Item position entries:
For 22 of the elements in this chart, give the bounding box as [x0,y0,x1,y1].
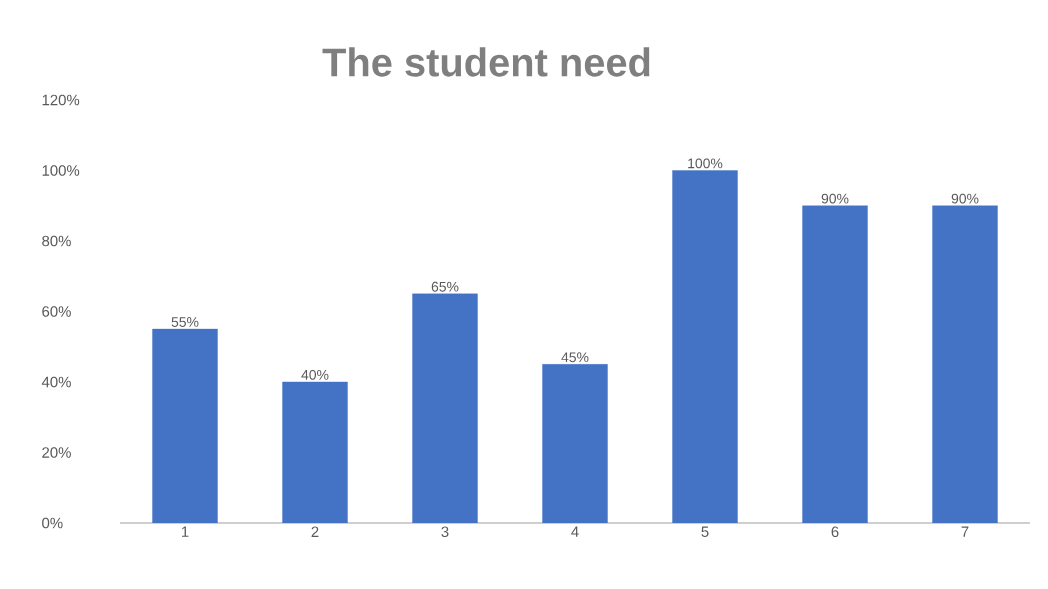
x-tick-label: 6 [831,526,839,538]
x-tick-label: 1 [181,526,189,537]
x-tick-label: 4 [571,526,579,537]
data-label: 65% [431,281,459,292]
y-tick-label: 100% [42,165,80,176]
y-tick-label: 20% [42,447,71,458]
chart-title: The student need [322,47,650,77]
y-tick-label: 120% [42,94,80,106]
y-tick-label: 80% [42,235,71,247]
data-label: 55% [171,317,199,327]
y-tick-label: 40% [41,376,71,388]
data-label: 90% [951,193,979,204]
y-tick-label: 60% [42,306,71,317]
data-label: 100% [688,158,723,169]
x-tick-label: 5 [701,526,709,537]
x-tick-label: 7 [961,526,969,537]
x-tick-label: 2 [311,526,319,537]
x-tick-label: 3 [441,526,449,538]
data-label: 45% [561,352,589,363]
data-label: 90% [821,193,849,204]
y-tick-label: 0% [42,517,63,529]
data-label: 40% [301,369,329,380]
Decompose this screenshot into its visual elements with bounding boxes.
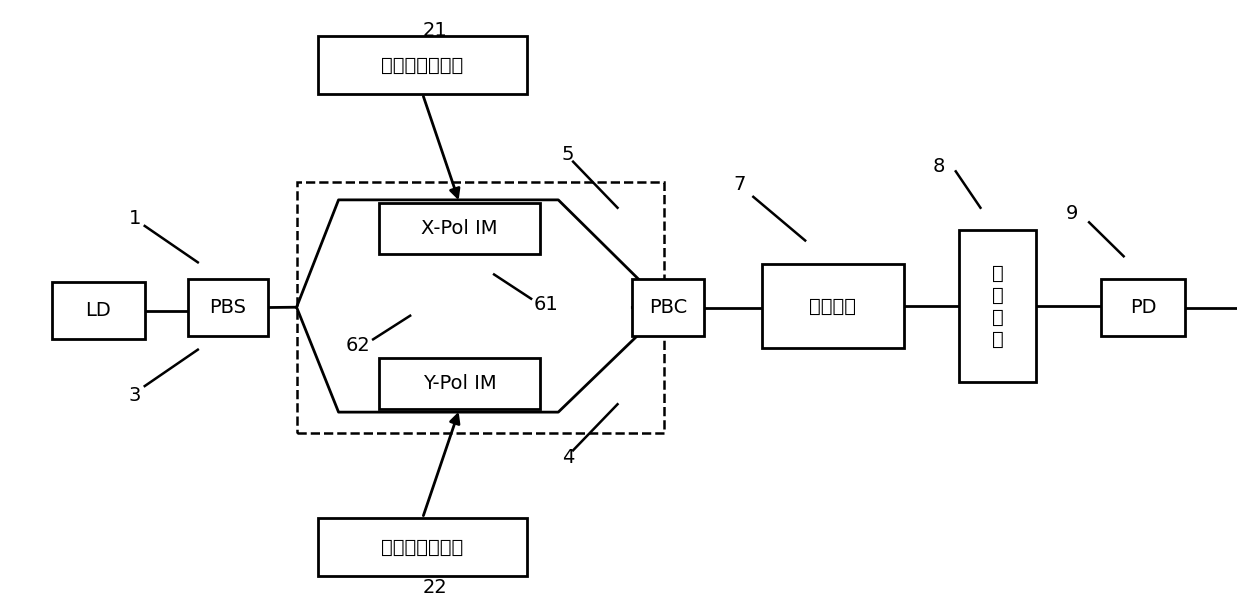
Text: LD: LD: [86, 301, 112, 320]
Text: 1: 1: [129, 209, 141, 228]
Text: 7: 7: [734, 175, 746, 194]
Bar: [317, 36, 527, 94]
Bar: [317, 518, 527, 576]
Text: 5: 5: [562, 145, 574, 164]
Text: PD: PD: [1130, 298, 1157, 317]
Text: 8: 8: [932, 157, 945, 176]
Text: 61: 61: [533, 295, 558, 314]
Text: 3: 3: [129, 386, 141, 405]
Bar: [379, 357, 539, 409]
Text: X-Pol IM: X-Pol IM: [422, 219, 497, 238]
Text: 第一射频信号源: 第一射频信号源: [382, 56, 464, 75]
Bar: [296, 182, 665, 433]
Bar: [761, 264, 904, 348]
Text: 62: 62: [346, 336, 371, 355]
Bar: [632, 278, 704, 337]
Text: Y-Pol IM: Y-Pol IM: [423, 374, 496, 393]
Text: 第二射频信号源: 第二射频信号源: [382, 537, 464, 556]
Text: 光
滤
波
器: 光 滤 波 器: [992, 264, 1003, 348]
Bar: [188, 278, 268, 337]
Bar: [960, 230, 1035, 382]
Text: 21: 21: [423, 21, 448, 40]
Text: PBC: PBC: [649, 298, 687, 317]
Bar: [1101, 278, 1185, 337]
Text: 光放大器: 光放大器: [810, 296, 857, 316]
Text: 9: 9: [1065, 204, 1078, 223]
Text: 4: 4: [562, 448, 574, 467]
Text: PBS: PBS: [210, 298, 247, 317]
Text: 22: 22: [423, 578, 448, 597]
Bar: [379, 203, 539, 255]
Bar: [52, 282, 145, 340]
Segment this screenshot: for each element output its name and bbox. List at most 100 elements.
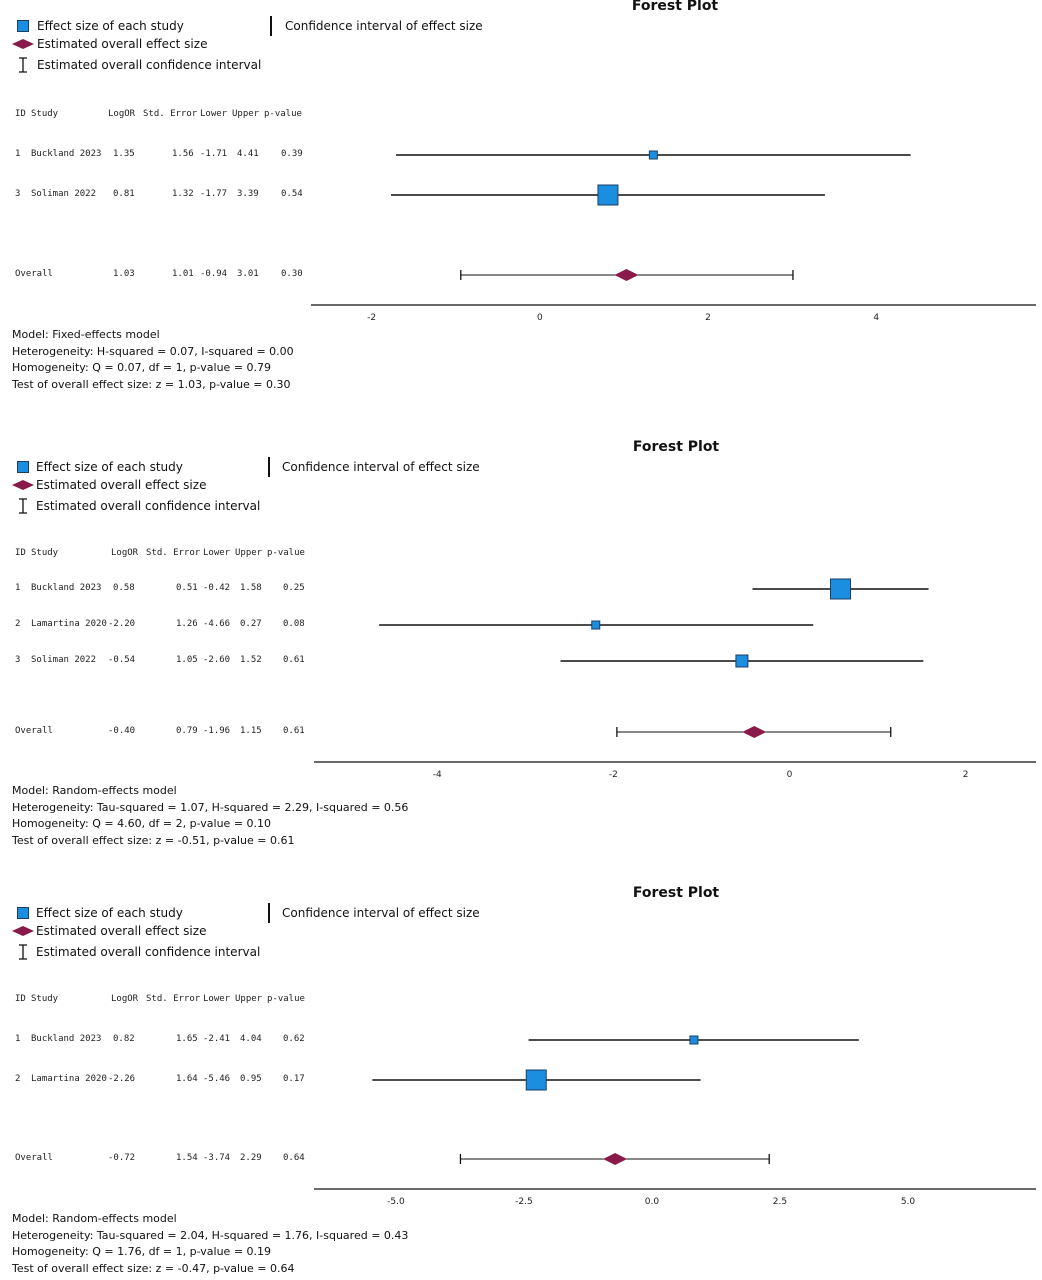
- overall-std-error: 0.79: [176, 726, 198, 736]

### WORK REQUIRED:
Please copy the data above word for word, from its first line through the line containing "Decompose this screenshot", and omit the pictures.

### SOLUTION FOR THIS EXERCISE:
For 22 of the elements in this chart, give the bounding box as [x0,y0,x1,y1].
x-tick-label: 6 [831,526,839,538]
x-tick-label: 1 [181,526,189,537]
x-tick-label: 4 [571,526,579,537]
data-label: 65% [431,281,459,292]
y-tick-label: 100% [42,165,80,176]
y-tick-label: 20% [42,447,71,458]
chart-title: The student need [322,47,650,77]
y-tick-label: 120% [42,94,80,106]
y-tick-label: 80% [42,235,71,247]
data-label: 55% [171,317,199,327]
y-tick-label: 40% [41,376,71,388]
data-label: 90% [951,193,979,204]
y-tick-label: 60% [42,306,71,317]
data-label: 100% [688,158,723,169]
x-tick-label: 5 [701,526,709,537]
x-tick-label: 7 [961,526,969,537]
x-tick-label: 2 [311,526,319,537]
x-tick-label: 3 [441,526,449,538]
data-label: 45% [561,352,589,363]
data-label: 90% [821,193,849,204]
y-tick-label: 0% [42,517,63,529]
data-label: 40% [301,369,329,380]
Decompose this screenshot into its visual elements with bounding boxes.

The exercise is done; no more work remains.